### STATED GOAL
All of the listing below must be repeated word for word. Pictures are the only thing to omit.

::::::::::

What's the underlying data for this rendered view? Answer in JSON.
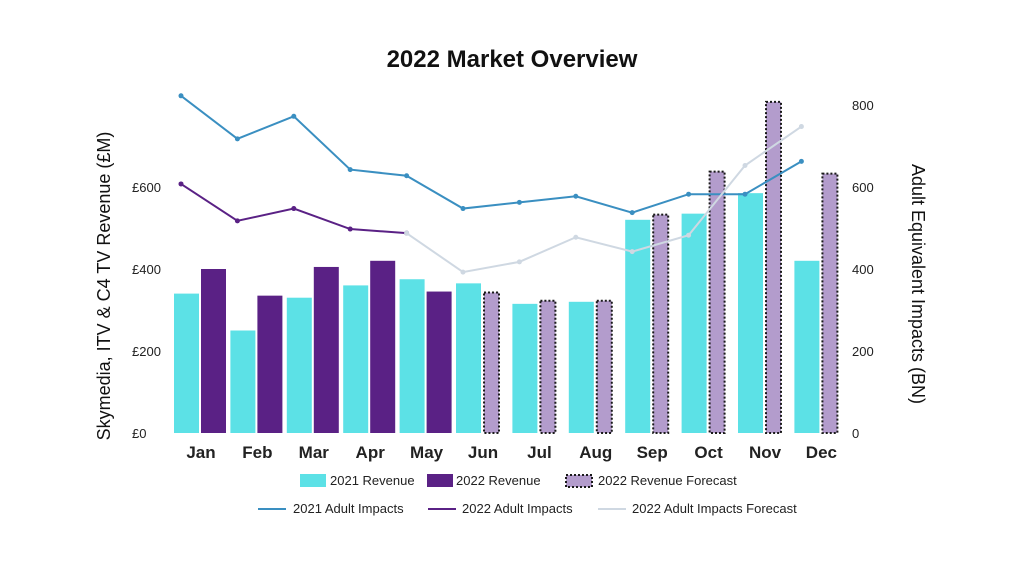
{
  "chart_data": {
    "type": "bar",
    "title": "2022 Market Overview",
    "categories": [
      "Jan",
      "Feb",
      "Mar",
      "Apr",
      "May",
      "Jun",
      "Jul",
      "Aug",
      "Sep",
      "Oct",
      "Nov",
      "Dec"
    ],
    "ylabel": "Skymedia, ITV & C4 TV Revenue (£M)",
    "y2label": "Adult Equivalent Impacts (BN)",
    "ylim": [
      0,
      800
    ],
    "y2lim": [
      0,
      800
    ],
    "yticks": [
      "£0",
      "£200",
      "£400",
      "£600"
    ],
    "y2ticks": [
      "0",
      "200",
      "400",
      "600",
      "800"
    ],
    "grid": false,
    "legend_position": "bottom",
    "bar_series": [
      {
        "name": "2021 Revenue",
        "color": "#5ce1e6",
        "values": [
          340,
          250,
          330,
          360,
          375,
          365,
          315,
          320,
          520,
          535,
          585,
          420
        ]
      },
      {
        "name": "2022 Revenue",
        "color": "#5a2185",
        "values": [
          400,
          335,
          405,
          420,
          345,
          null,
          null,
          null,
          null,
          null,
          null,
          null
        ]
      },
      {
        "name": "2022 Revenue Forecast",
        "color": "#b39ccc",
        "pattern": "dotted-border",
        "values": [
          null,
          null,
          null,
          null,
          null,
          345,
          325,
          325,
          535,
          640,
          810,
          635
        ]
      }
    ],
    "line_series": [
      {
        "name": "2021 Adult Impacts",
        "color": "#3a8fc1",
        "values": [
          820,
          715,
          770,
          640,
          625,
          545,
          560,
          575,
          535,
          580,
          580,
          660
        ]
      },
      {
        "name": "2022 Adult Impacts",
        "color": "#5a2185",
        "values": [
          605,
          515,
          545,
          495,
          485,
          null,
          null,
          null,
          null,
          null,
          null,
          null
        ]
      },
      {
        "name": "2022 Adult Impacts Forecast",
        "color": "#cfd8e2",
        "values": [
          null,
          null,
          null,
          null,
          485,
          390,
          415,
          475,
          440,
          480,
          650,
          745
        ]
      }
    ]
  }
}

::::::::::

### TASK ANSWER
What's the underlying data for this rendered view? Answer in JSON.
{
  "chart_data": {
    "type": "bar",
    "title": "2022 Market Overview",
    "categories": [
      "Jan",
      "Feb",
      "Mar",
      "Apr",
      "May",
      "Jun",
      "Jul",
      "Aug",
      "Sep",
      "Oct",
      "Nov",
      "Dec"
    ],
    "ylabel": "Skymedia, ITV & C4 TV Revenue (£M)",
    "y2label": "Adult Equivalent Impacts (BN)",
    "ylim": [
      0,
      800
    ],
    "y2lim": [
      0,
      800
    ],
    "yticks": [
      "£0",
      "£200",
      "£400",
      "£600"
    ],
    "y2ticks": [
      "0",
      "200",
      "400",
      "600",
      "800"
    ],
    "grid": false,
    "legend_position": "bottom",
    "bar_series": [
      {
        "name": "2021 Revenue",
        "color": "#5ce1e6",
        "values": [
          340,
          250,
          330,
          360,
          375,
          365,
          315,
          320,
          520,
          535,
          585,
          420
        ]
      },
      {
        "name": "2022 Revenue",
        "color": "#5a2185",
        "values": [
          400,
          335,
          405,
          420,
          345,
          null,
          null,
          null,
          null,
          null,
          null,
          null
        ]
      },
      {
        "name": "2022 Revenue Forecast",
        "color": "#b39ccc",
        "pattern": "dotted-border",
        "values": [
          null,
          null,
          null,
          null,
          null,
          345,
          325,
          325,
          535,
          640,
          810,
          635
        ]
      }
    ],
    "line_series": [
      {
        "name": "2021 Adult Impacts",
        "color": "#3a8fc1",
        "values": [
          820,
          715,
          770,
          640,
          625,
          545,
          560,
          575,
          535,
          580,
          580,
          660
        ]
      },
      {
        "name": "2022 Adult Impacts",
        "color": "#5a2185",
        "values": [
          605,
          515,
          545,
          495,
          485,
          null,
          null,
          null,
          null,
          null,
          null,
          null
        ]
      },
      {
        "name": "2022 Adult Impacts Forecast",
        "color": "#cfd8e2",
        "values": [
          null,
          null,
          null,
          null,
          485,
          390,
          415,
          475,
          440,
          480,
          650,
          745
        ]
      }
    ]
  }
}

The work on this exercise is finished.